▶ **PROBLEM TO SOLVE**
Print the records below exactly as they appear.

* START ENTRIES SHOWN *

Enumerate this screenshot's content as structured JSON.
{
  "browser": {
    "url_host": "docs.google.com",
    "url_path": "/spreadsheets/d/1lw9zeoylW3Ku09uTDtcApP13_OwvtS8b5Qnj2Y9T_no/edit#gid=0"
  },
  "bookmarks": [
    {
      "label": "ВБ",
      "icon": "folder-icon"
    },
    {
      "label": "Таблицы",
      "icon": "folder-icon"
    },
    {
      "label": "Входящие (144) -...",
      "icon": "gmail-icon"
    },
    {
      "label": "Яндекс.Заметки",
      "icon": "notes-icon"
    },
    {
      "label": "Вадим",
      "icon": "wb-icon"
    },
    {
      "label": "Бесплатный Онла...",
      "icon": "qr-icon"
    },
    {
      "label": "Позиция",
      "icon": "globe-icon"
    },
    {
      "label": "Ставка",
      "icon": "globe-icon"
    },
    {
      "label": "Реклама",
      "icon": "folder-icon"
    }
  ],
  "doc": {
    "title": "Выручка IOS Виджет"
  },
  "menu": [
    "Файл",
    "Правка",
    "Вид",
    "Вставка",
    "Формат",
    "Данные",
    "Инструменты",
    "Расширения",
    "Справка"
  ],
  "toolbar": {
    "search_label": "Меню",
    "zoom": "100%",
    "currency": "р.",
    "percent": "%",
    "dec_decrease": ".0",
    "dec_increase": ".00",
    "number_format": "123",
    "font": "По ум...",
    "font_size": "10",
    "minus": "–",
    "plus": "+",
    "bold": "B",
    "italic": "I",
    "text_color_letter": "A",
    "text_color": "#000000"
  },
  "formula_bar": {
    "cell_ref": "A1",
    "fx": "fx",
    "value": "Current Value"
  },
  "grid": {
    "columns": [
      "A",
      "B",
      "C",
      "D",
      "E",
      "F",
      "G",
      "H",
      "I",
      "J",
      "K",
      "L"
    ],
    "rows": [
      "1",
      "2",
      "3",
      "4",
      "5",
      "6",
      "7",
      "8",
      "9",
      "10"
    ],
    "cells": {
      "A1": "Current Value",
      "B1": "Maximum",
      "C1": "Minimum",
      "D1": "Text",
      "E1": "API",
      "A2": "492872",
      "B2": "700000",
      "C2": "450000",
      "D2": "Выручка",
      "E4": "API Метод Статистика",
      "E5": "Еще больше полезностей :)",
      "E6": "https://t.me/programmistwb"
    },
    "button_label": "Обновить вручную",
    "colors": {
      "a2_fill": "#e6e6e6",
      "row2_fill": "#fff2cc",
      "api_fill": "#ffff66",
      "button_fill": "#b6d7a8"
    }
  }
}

* END ENTRIES SHOWN *

▶ **SOLUTION TO THE EXERCISE**
Enumerate this screenshot's content as structured JSON.
{
  "browser": {
    "url_host": "docs.google.com",
    "url_path": "/spreadsheets/d/1lw9zeoylW3Ku09uTDtcApP13_OwvtS8b5Qnj2Y9T_no/edit#gid=0"
  },
  "bookmarks": [
    {
      "label": "ВБ",
      "icon": "folder-icon"
    },
    {
      "label": "Таблицы",
      "icon": "folder-icon"
    },
    {
      "label": "Входящие (144) -...",
      "icon": "gmail-icon"
    },
    {
      "label": "Яндекс.Заметки",
      "icon": "notes-icon"
    },
    {
      "label": "Вадим",
      "icon": "wb-icon"
    },
    {
      "label": "Бесплатный Онла...",
      "icon": "qr-icon"
    },
    {
      "label": "Позиция",
      "icon": "globe-icon"
    },
    {
      "label": "Ставка",
      "icon": "globe-icon"
    },
    {
      "label": "Реклама",
      "icon": "folder-icon"
    }
  ],
  "doc": {
    "title": "Выручка IOS Виджет"
  },
  "menu": [
    "Файл",
    "Правка",
    "Вид",
    "Вставка",
    "Формат",
    "Данные",
    "Инструменты",
    "Расширения",
    "Справка"
  ],
  "toolbar": {
    "search_label": "Меню",
    "zoom": "100%",
    "currency": "р.",
    "percent": "%",
    "dec_decrease": ".0",
    "dec_increase": ".00",
    "number_format": "123",
    "font": "По ум...",
    "font_size": "10",
    "minus": "–",
    "plus": "+",
    "bold": "B",
    "italic": "I",
    "text_color_letter": "A",
    "text_color": "#000000"
  },
  "formula_bar": {
    "cell_ref": "A1",
    "fx": "fx",
    "value": "Current Value"
  },
  "grid": {
    "columns": [
      "A",
      "B",
      "C",
      "D",
      "E",
      "F",
      "G",
      "H",
      "I",
      "J",
      "K",
      "L"
    ],
    "rows": [
      "1",
      "2",
      "3",
      "4",
      "5",
      "6",
      "7",
      "8",
      "9",
      "10"
    ],
    "cells": {
      "A1": "Current Value",
      "B1": "Maximum",
      "C1": "Minimum",
      "D1": "Text",
      "E1": "API",
      "A2": "492872",
      "B2": "700000",
      "C2": "450000",
      "D2": "Выручка",
      "E4": "API Метод Статистика",
      "E5": "Еще больше полезностей :)",
      "E6": "https://t.me/programmistwb"
    },
    "button_label": "Обновить вручную",
    "colors": {
      "a2_fill": "#e6e6e6",
      "row2_fill": "#fff2cc",
      "api_fill": "#ffff66",
      "button_fill": "#b6d7a8"
    }
  }
}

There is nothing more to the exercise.